++++ INPUT ROWS ++++

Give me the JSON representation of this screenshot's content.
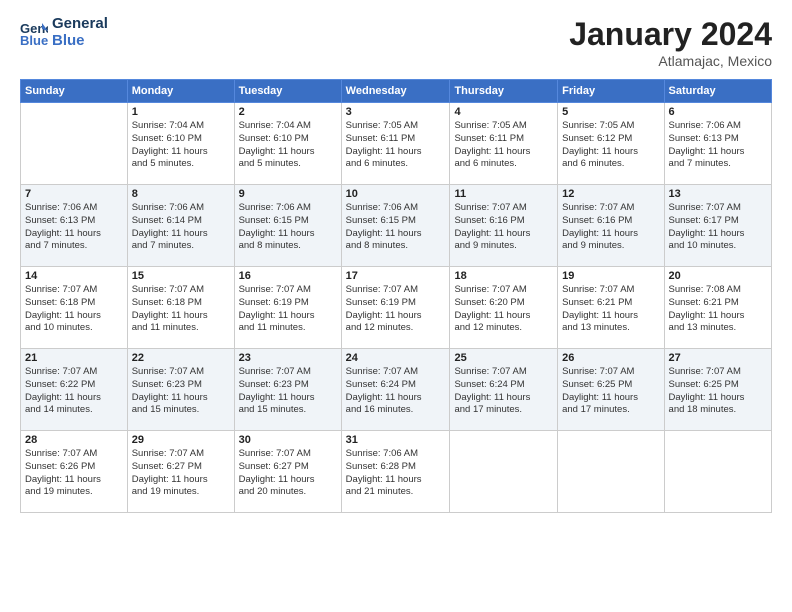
{
  "logo": {
    "line1": "General",
    "line2": "Blue"
  },
  "title": "January 2024",
  "subtitle": "Atlamajac, Mexico",
  "weekdays": [
    "Sunday",
    "Monday",
    "Tuesday",
    "Wednesday",
    "Thursday",
    "Friday",
    "Saturday"
  ],
  "weeks": [
    [
      {
        "day": "",
        "info": ""
      },
      {
        "day": "1",
        "info": "Sunrise: 7:04 AM\nSunset: 6:10 PM\nDaylight: 11 hours\nand 5 minutes."
      },
      {
        "day": "2",
        "info": "Sunrise: 7:04 AM\nSunset: 6:10 PM\nDaylight: 11 hours\nand 5 minutes."
      },
      {
        "day": "3",
        "info": "Sunrise: 7:05 AM\nSunset: 6:11 PM\nDaylight: 11 hours\nand 6 minutes."
      },
      {
        "day": "4",
        "info": "Sunrise: 7:05 AM\nSunset: 6:11 PM\nDaylight: 11 hours\nand 6 minutes."
      },
      {
        "day": "5",
        "info": "Sunrise: 7:05 AM\nSunset: 6:12 PM\nDaylight: 11 hours\nand 6 minutes."
      },
      {
        "day": "6",
        "info": "Sunrise: 7:06 AM\nSunset: 6:13 PM\nDaylight: 11 hours\nand 7 minutes."
      }
    ],
    [
      {
        "day": "7",
        "info": "Sunrise: 7:06 AM\nSunset: 6:13 PM\nDaylight: 11 hours\nand 7 minutes."
      },
      {
        "day": "8",
        "info": "Sunrise: 7:06 AM\nSunset: 6:14 PM\nDaylight: 11 hours\nand 7 minutes."
      },
      {
        "day": "9",
        "info": "Sunrise: 7:06 AM\nSunset: 6:15 PM\nDaylight: 11 hours\nand 8 minutes."
      },
      {
        "day": "10",
        "info": "Sunrise: 7:06 AM\nSunset: 6:15 PM\nDaylight: 11 hours\nand 8 minutes."
      },
      {
        "day": "11",
        "info": "Sunrise: 7:07 AM\nSunset: 6:16 PM\nDaylight: 11 hours\nand 9 minutes."
      },
      {
        "day": "12",
        "info": "Sunrise: 7:07 AM\nSunset: 6:16 PM\nDaylight: 11 hours\nand 9 minutes."
      },
      {
        "day": "13",
        "info": "Sunrise: 7:07 AM\nSunset: 6:17 PM\nDaylight: 11 hours\nand 10 minutes."
      }
    ],
    [
      {
        "day": "14",
        "info": "Sunrise: 7:07 AM\nSunset: 6:18 PM\nDaylight: 11 hours\nand 10 minutes."
      },
      {
        "day": "15",
        "info": "Sunrise: 7:07 AM\nSunset: 6:18 PM\nDaylight: 11 hours\nand 11 minutes."
      },
      {
        "day": "16",
        "info": "Sunrise: 7:07 AM\nSunset: 6:19 PM\nDaylight: 11 hours\nand 11 minutes."
      },
      {
        "day": "17",
        "info": "Sunrise: 7:07 AM\nSunset: 6:19 PM\nDaylight: 11 hours\nand 12 minutes."
      },
      {
        "day": "18",
        "info": "Sunrise: 7:07 AM\nSunset: 6:20 PM\nDaylight: 11 hours\nand 12 minutes."
      },
      {
        "day": "19",
        "info": "Sunrise: 7:07 AM\nSunset: 6:21 PM\nDaylight: 11 hours\nand 13 minutes."
      },
      {
        "day": "20",
        "info": "Sunrise: 7:08 AM\nSunset: 6:21 PM\nDaylight: 11 hours\nand 13 minutes."
      }
    ],
    [
      {
        "day": "21",
        "info": "Sunrise: 7:07 AM\nSunset: 6:22 PM\nDaylight: 11 hours\nand 14 minutes."
      },
      {
        "day": "22",
        "info": "Sunrise: 7:07 AM\nSunset: 6:23 PM\nDaylight: 11 hours\nand 15 minutes."
      },
      {
        "day": "23",
        "info": "Sunrise: 7:07 AM\nSunset: 6:23 PM\nDaylight: 11 hours\nand 15 minutes."
      },
      {
        "day": "24",
        "info": "Sunrise: 7:07 AM\nSunset: 6:24 PM\nDaylight: 11 hours\nand 16 minutes."
      },
      {
        "day": "25",
        "info": "Sunrise: 7:07 AM\nSunset: 6:24 PM\nDaylight: 11 hours\nand 17 minutes."
      },
      {
        "day": "26",
        "info": "Sunrise: 7:07 AM\nSunset: 6:25 PM\nDaylight: 11 hours\nand 17 minutes."
      },
      {
        "day": "27",
        "info": "Sunrise: 7:07 AM\nSunset: 6:25 PM\nDaylight: 11 hours\nand 18 minutes."
      }
    ],
    [
      {
        "day": "28",
        "info": "Sunrise: 7:07 AM\nSunset: 6:26 PM\nDaylight: 11 hours\nand 19 minutes."
      },
      {
        "day": "29",
        "info": "Sunrise: 7:07 AM\nSunset: 6:27 PM\nDaylight: 11 hours\nand 19 minutes."
      },
      {
        "day": "30",
        "info": "Sunrise: 7:07 AM\nSunset: 6:27 PM\nDaylight: 11 hours\nand 20 minutes."
      },
      {
        "day": "31",
        "info": "Sunrise: 7:06 AM\nSunset: 6:28 PM\nDaylight: 11 hours\nand 21 minutes."
      },
      {
        "day": "",
        "info": ""
      },
      {
        "day": "",
        "info": ""
      },
      {
        "day": "",
        "info": ""
      }
    ]
  ]
}
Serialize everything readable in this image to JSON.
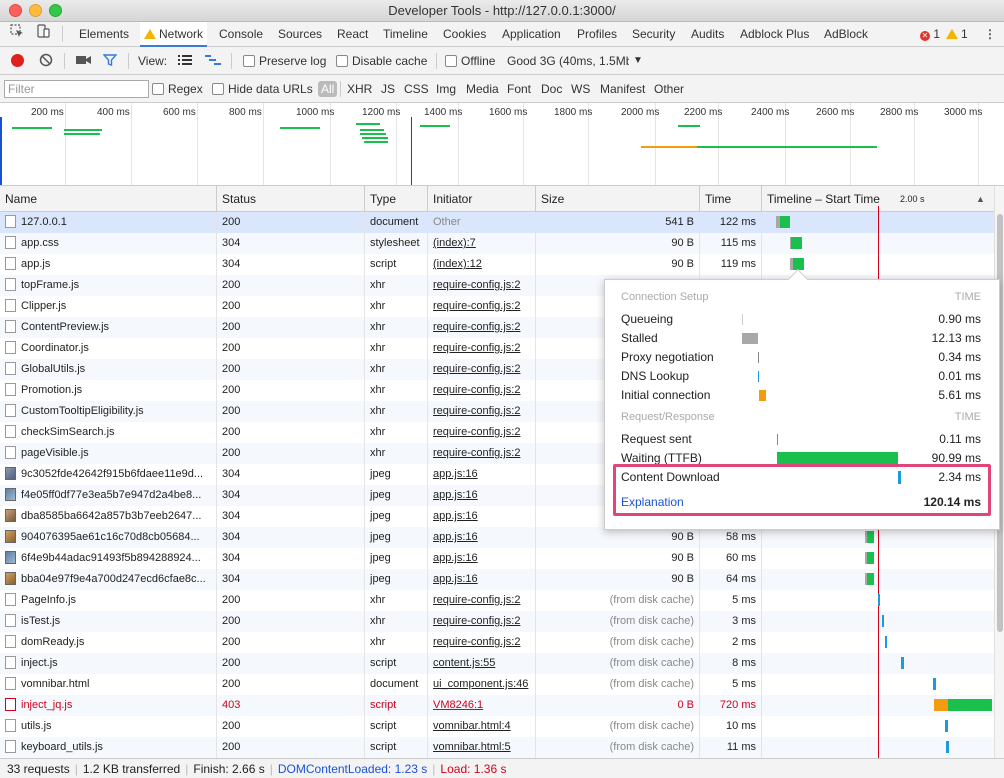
{
  "window": {
    "title": "Developer Tools - http://127.0.0.1:3000/"
  },
  "tabs": [
    "Elements",
    "Network",
    "Console",
    "Sources",
    "React",
    "Timeline",
    "Cookies",
    "Application",
    "Profiles",
    "Security",
    "Audits",
    "Adblock Plus",
    "AdBlock"
  ],
  "active_tab": "Network",
  "badges": {
    "errors": "1",
    "warnings": "1"
  },
  "toolbar": {
    "view_label": "View:",
    "preserve_log": "Preserve log",
    "disable_cache": "Disable cache",
    "offline": "Offline",
    "throttle": "Good 3G (40ms, 1.5Mb"
  },
  "filterbar": {
    "placeholder": "Filter",
    "regex": "Regex",
    "hide_data_urls": "Hide data URLs",
    "types": [
      "All",
      "XHR",
      "JS",
      "CSS",
      "Img",
      "Media",
      "Font",
      "Doc",
      "WS",
      "Manifest",
      "Other"
    ]
  },
  "overview_ticks": [
    "200 ms",
    "400 ms",
    "600 ms",
    "800 ms",
    "1000 ms",
    "1200 ms",
    "1400 ms",
    "1600 ms",
    "1800 ms",
    "2000 ms",
    "2200 ms",
    "2400 ms",
    "2600 ms",
    "2800 ms",
    "3000 ms"
  ],
  "columns": {
    "name": "Name",
    "status": "Status",
    "type": "Type",
    "initiator": "Initiator",
    "size": "Size",
    "time": "Time",
    "timeline": "Timeline – Start Time",
    "timeline_marker": "2.00 s"
  },
  "rows": [
    {
      "name": "127.0.0.1",
      "status": "200",
      "type": "document",
      "initiator": "Other",
      "size": "541 B",
      "time": "122 ms"
    },
    {
      "name": "app.css",
      "status": "304",
      "type": "stylesheet",
      "initiator": "(index):7",
      "size": "90 B",
      "time": "115 ms"
    },
    {
      "name": "app.js",
      "status": "304",
      "type": "script",
      "initiator": "(index):12",
      "size": "90 B",
      "time": "119 ms"
    },
    {
      "name": "topFrame.js",
      "status": "200",
      "type": "xhr",
      "initiator": "require-config.js:2",
      "size": "",
      "time": ""
    },
    {
      "name": "Clipper.js",
      "status": "200",
      "type": "xhr",
      "initiator": "require-config.js:2",
      "size": "",
      "time": ""
    },
    {
      "name": "ContentPreview.js",
      "status": "200",
      "type": "xhr",
      "initiator": "require-config.js:2",
      "size": "",
      "time": ""
    },
    {
      "name": "Coordinator.js",
      "status": "200",
      "type": "xhr",
      "initiator": "require-config.js:2",
      "size": "",
      "time": ""
    },
    {
      "name": "GlobalUtils.js",
      "status": "200",
      "type": "xhr",
      "initiator": "require-config.js:2",
      "size": "",
      "time": ""
    },
    {
      "name": "Promotion.js",
      "status": "200",
      "type": "xhr",
      "initiator": "require-config.js:2",
      "size": "",
      "time": ""
    },
    {
      "name": "CustomTooltipEligibility.js",
      "status": "200",
      "type": "xhr",
      "initiator": "require-config.js:2",
      "size": "",
      "time": ""
    },
    {
      "name": "checkSimSearch.js",
      "status": "200",
      "type": "xhr",
      "initiator": "require-config.js:2",
      "size": "",
      "time": ""
    },
    {
      "name": "pageVisible.js",
      "status": "200",
      "type": "xhr",
      "initiator": "require-config.js:2",
      "size": "",
      "time": ""
    },
    {
      "name": "9c3052fde42642f915b6fdaee11e9d...",
      "status": "304",
      "type": "jpeg",
      "initiator": "app.js:16",
      "size": "",
      "time": ""
    },
    {
      "name": "f4e05ff0df77e3ea5b7e947d2a4be8...",
      "status": "304",
      "type": "jpeg",
      "initiator": "app.js:16",
      "size": "",
      "time": ""
    },
    {
      "name": "dba8585ba6642a857b3b7eeb2647...",
      "status": "304",
      "type": "jpeg",
      "initiator": "app.js:16",
      "size": "",
      "time": ""
    },
    {
      "name": "904076395ae61c16c70d8cb05684...",
      "status": "304",
      "type": "jpeg",
      "initiator": "app.js:16",
      "size": "90 B",
      "time": "58 ms"
    },
    {
      "name": "6f4e9b44adac91493f5b894288924...",
      "status": "304",
      "type": "jpeg",
      "initiator": "app.js:16",
      "size": "90 B",
      "time": "60 ms"
    },
    {
      "name": "bba04e97f9e4a700d247ecd6cfae8c...",
      "status": "304",
      "type": "jpeg",
      "initiator": "app.js:16",
      "size": "90 B",
      "time": "64 ms"
    },
    {
      "name": "PageInfo.js",
      "status": "200",
      "type": "xhr",
      "initiator": "require-config.js:2",
      "size": "(from disk cache)",
      "time": "5 ms"
    },
    {
      "name": "isTest.js",
      "status": "200",
      "type": "xhr",
      "initiator": "require-config.js:2",
      "size": "(from disk cache)",
      "time": "3 ms"
    },
    {
      "name": "domReady.js",
      "status": "200",
      "type": "xhr",
      "initiator": "require-config.js:2",
      "size": "(from disk cache)",
      "time": "2 ms"
    },
    {
      "name": "inject.js",
      "status": "200",
      "type": "script",
      "initiator": "content.js:55",
      "size": "(from disk cache)",
      "time": "8 ms"
    },
    {
      "name": "vomnibar.html",
      "status": "200",
      "type": "document",
      "initiator": "ui_component.js:46",
      "size": "(from disk cache)",
      "time": "5 ms"
    },
    {
      "name": "inject_jq.js",
      "status": "403",
      "type": "script",
      "initiator": "VM8246:1",
      "size": "0 B",
      "time": "720 ms"
    },
    {
      "name": "utils.js",
      "status": "200",
      "type": "script",
      "initiator": "vomnibar.html:4",
      "size": "(from disk cache)",
      "time": "10 ms"
    },
    {
      "name": "keyboard_utils.js",
      "status": "200",
      "type": "script",
      "initiator": "vomnibar.html:5",
      "size": "(from disk cache)",
      "time": "11 ms"
    }
  ],
  "popover": {
    "connection_setup": "Connection Setup",
    "request_response": "Request/Response",
    "time_header": "TIME",
    "setup": [
      {
        "label": "Queueing",
        "value": "0.90 ms"
      },
      {
        "label": "Stalled",
        "value": "12.13 ms"
      },
      {
        "label": "Proxy negotiation",
        "value": "0.34 ms"
      },
      {
        "label": "DNS Lookup",
        "value": "0.01 ms"
      },
      {
        "label": "Initial connection",
        "value": "5.61 ms"
      }
    ],
    "response": [
      {
        "label": "Request sent",
        "value": "0.11 ms"
      },
      {
        "label": "Waiting (TTFB)",
        "value": "90.99 ms"
      },
      {
        "label": "Content Download",
        "value": "2.34 ms"
      }
    ],
    "explanation": "Explanation",
    "total": "120.14 ms"
  },
  "colors": {
    "waiting": "#1bbf4e",
    "download": "#1a9be0",
    "initial": "#f39c12",
    "stalled": "#a8a8a8",
    "highlight": "#e0457b",
    "active_tab": "#3879d9",
    "dcl": "#1a52d6",
    "load": "#d0021b"
  },
  "status": {
    "requests": "33 requests",
    "transferred": "1.2 KB transferred",
    "finish": "Finish: 2.66 s",
    "dcl": "DOMContentLoaded: 1.23 s",
    "load": "Load: 1.36 s"
  }
}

++++

PROBLEM TO SOLVE:
Keep only those lines of the records that hold "this", and return them.

REPLY TO THE TASK:
Give me the JSON representation of this screenshot's content.
Serialize everything readable in this image to JSON.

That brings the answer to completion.